Skip the pictures and repeat each line of the data exactly.

* **Records shown**:
☆ ☆ ☆ ☆
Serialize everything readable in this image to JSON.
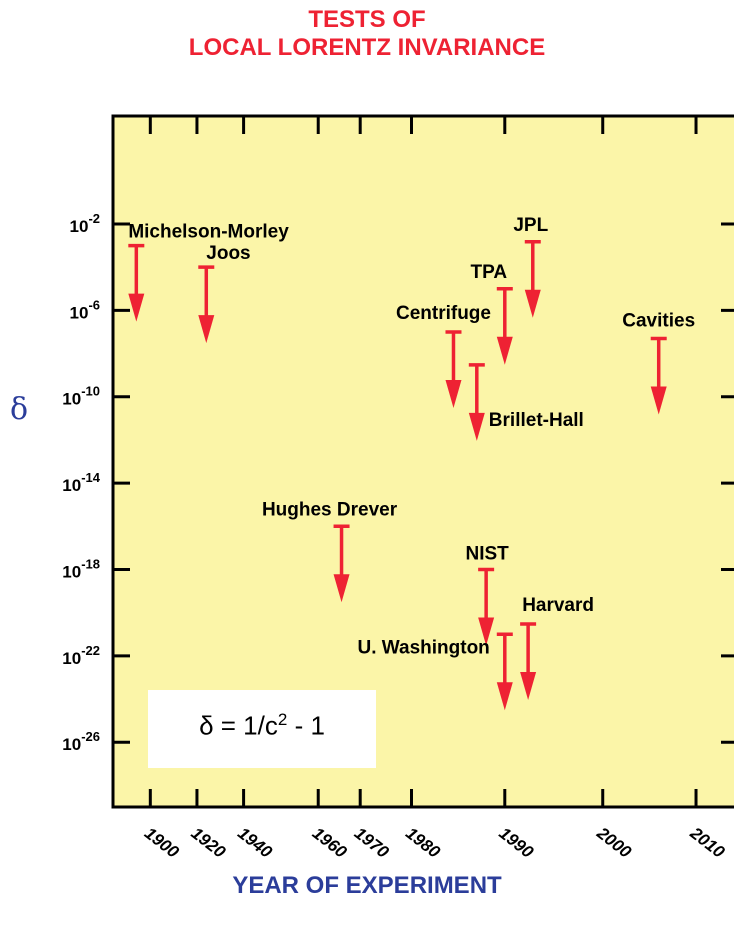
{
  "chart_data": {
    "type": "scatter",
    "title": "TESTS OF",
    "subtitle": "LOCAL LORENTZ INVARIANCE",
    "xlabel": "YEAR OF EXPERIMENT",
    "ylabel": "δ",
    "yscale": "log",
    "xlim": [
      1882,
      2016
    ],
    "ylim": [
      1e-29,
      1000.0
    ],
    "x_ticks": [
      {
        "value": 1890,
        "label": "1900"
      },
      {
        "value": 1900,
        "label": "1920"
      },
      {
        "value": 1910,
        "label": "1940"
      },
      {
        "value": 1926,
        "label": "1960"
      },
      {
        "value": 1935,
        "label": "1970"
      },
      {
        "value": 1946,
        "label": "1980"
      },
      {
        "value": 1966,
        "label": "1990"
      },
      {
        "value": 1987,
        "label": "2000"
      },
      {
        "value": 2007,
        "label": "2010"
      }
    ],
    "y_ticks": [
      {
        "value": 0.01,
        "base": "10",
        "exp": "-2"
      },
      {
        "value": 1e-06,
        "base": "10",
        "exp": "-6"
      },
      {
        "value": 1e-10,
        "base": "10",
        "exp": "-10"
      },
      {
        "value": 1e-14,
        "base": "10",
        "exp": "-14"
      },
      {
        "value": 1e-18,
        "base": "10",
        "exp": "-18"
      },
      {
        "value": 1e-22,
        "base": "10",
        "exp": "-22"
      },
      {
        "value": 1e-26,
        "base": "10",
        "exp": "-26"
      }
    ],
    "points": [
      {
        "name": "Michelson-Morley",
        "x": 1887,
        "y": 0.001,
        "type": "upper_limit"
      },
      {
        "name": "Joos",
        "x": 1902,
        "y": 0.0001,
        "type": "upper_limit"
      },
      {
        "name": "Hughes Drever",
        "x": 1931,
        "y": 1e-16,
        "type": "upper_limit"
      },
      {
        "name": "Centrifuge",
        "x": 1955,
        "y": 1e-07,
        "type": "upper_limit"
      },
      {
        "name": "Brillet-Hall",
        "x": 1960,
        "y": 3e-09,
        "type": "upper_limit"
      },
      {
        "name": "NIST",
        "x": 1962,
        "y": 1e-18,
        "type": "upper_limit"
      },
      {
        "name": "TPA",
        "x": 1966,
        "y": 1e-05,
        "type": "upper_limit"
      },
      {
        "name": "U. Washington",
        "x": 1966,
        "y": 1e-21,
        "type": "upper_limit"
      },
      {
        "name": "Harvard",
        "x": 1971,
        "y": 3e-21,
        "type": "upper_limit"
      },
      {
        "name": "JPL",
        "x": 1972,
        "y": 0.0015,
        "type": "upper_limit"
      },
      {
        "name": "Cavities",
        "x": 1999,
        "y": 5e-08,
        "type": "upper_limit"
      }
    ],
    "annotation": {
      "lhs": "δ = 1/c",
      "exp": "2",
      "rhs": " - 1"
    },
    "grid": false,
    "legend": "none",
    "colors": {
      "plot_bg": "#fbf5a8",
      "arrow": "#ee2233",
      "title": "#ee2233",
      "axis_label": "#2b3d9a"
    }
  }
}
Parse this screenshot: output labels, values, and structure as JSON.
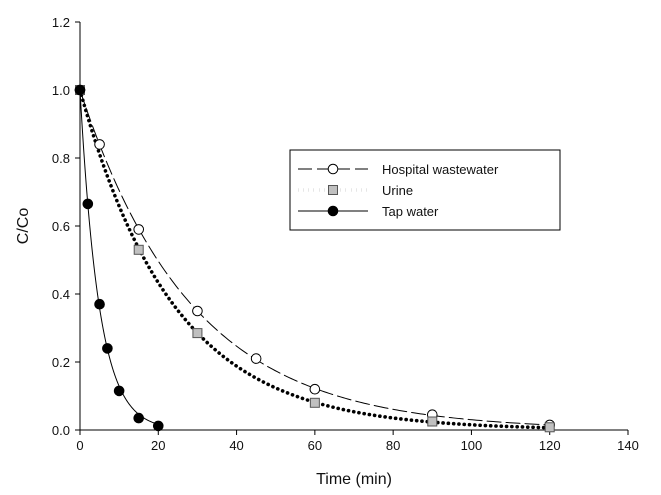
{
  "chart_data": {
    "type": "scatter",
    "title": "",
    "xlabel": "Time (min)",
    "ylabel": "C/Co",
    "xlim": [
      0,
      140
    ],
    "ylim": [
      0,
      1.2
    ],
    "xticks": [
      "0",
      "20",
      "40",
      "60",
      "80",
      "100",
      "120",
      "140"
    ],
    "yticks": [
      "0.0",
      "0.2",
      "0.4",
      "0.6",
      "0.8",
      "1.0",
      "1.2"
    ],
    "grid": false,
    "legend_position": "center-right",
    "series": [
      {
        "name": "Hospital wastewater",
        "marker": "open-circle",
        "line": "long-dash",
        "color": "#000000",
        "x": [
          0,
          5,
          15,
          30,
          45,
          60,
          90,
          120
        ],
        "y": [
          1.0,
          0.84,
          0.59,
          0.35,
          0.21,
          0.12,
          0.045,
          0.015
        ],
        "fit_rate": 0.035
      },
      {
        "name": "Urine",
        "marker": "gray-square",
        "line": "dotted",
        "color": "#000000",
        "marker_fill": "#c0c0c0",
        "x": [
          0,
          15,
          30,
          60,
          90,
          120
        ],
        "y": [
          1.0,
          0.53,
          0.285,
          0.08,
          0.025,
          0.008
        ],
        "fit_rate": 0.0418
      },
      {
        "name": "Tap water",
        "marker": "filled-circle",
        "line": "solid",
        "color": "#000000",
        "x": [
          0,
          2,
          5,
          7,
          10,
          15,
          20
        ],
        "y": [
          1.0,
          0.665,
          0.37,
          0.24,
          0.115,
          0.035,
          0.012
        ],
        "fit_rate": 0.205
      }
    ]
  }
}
☆ ☆ ☆ ☆
* **Correct response**:
Serialize everything readable in this image to JSON.
{
  "chart_data": {
    "type": "scatter",
    "title": "TESTS OF",
    "subtitle": "LOCAL LORENTZ INVARIANCE",
    "xlabel": "YEAR OF EXPERIMENT",
    "ylabel": "δ",
    "yscale": "log",
    "xlim": [
      1882,
      2016
    ],
    "ylim": [
      1e-29,
      1000.0
    ],
    "x_ticks": [
      {
        "value": 1890,
        "label": "1900"
      },
      {
        "value": 1900,
        "label": "1920"
      },
      {
        "value": 1910,
        "label": "1940"
      },
      {
        "value": 1926,
        "label": "1960"
      },
      {
        "value": 1935,
        "label": "1970"
      },
      {
        "value": 1946,
        "label": "1980"
      },
      {
        "value": 1966,
        "label": "1990"
      },
      {
        "value": 1987,
        "label": "2000"
      },
      {
        "value": 2007,
        "label": "2010"
      }
    ],
    "y_ticks": [
      {
        "value": 0.01,
        "base": "10",
        "exp": "-2"
      },
      {
        "value": 1e-06,
        "base": "10",
        "exp": "-6"
      },
      {
        "value": 1e-10,
        "base": "10",
        "exp": "-10"
      },
      {
        "value": 1e-14,
        "base": "10",
        "exp": "-14"
      },
      {
        "value": 1e-18,
        "base": "10",
        "exp": "-18"
      },
      {
        "value": 1e-22,
        "base": "10",
        "exp": "-22"
      },
      {
        "value": 1e-26,
        "base": "10",
        "exp": "-26"
      }
    ],
    "points": [
      {
        "name": "Michelson-Morley",
        "x": 1887,
        "y": 0.001,
        "type": "upper_limit"
      },
      {
        "name": "Joos",
        "x": 1902,
        "y": 0.0001,
        "type": "upper_limit"
      },
      {
        "name": "Hughes Drever",
        "x": 1931,
        "y": 1e-16,
        "type": "upper_limit"
      },
      {
        "name": "Centrifuge",
        "x": 1955,
        "y": 1e-07,
        "type": "upper_limit"
      },
      {
        "name": "Brillet-Hall",
        "x": 1960,
        "y": 3e-09,
        "type": "upper_limit"
      },
      {
        "name": "NIST",
        "x": 1962,
        "y": 1e-18,
        "type": "upper_limit"
      },
      {
        "name": "TPA",
        "x": 1966,
        "y": 1e-05,
        "type": "upper_limit"
      },
      {
        "name": "U. Washington",
        "x": 1966,
        "y": 1e-21,
        "type": "upper_limit"
      },
      {
        "name": "Harvard",
        "x": 1971,
        "y": 3e-21,
        "type": "upper_limit"
      },
      {
        "name": "JPL",
        "x": 1972,
        "y": 0.0015,
        "type": "upper_limit"
      },
      {
        "name": "Cavities",
        "x": 1999,
        "y": 5e-08,
        "type": "upper_limit"
      }
    ],
    "annotation": {
      "lhs": "δ = 1/c",
      "exp": "2",
      "rhs": " - 1"
    },
    "grid": false,
    "legend": "none",
    "colors": {
      "plot_bg": "#fbf5a8",
      "arrow": "#ee2233",
      "title": "#ee2233",
      "axis_label": "#2b3d9a"
    }
  }
}
Parse this screenshot: output labels, values, and structure as JSON.
{
  "chart_data": {
    "type": "scatter",
    "title": "",
    "xlabel": "Time (min)",
    "ylabel": "C/Co",
    "xlim": [
      0,
      140
    ],
    "ylim": [
      0,
      1.2
    ],
    "xticks": [
      "0",
      "20",
      "40",
      "60",
      "80",
      "100",
      "120",
      "140"
    ],
    "yticks": [
      "0.0",
      "0.2",
      "0.4",
      "0.6",
      "0.8",
      "1.0",
      "1.2"
    ],
    "grid": false,
    "legend_position": "center-right",
    "series": [
      {
        "name": "Hospital wastewater",
        "marker": "open-circle",
        "line": "long-dash",
        "color": "#000000",
        "x": [
          0,
          5,
          15,
          30,
          45,
          60,
          90,
          120
        ],
        "y": [
          1.0,
          0.84,
          0.59,
          0.35,
          0.21,
          0.12,
          0.045,
          0.015
        ],
        "fit_rate": 0.035
      },
      {
        "name": "Urine",
        "marker": "gray-square",
        "line": "dotted",
        "color": "#000000",
        "marker_fill": "#c0c0c0",
        "x": [
          0,
          15,
          30,
          60,
          90,
          120
        ],
        "y": [
          1.0,
          0.53,
          0.285,
          0.08,
          0.025,
          0.008
        ],
        "fit_rate": 0.0418
      },
      {
        "name": "Tap water",
        "marker": "filled-circle",
        "line": "solid",
        "color": "#000000",
        "x": [
          0,
          2,
          5,
          7,
          10,
          15,
          20
        ],
        "y": [
          1.0,
          0.665,
          0.37,
          0.24,
          0.115,
          0.035,
          0.012
        ],
        "fit_rate": 0.205
      }
    ]
  }
}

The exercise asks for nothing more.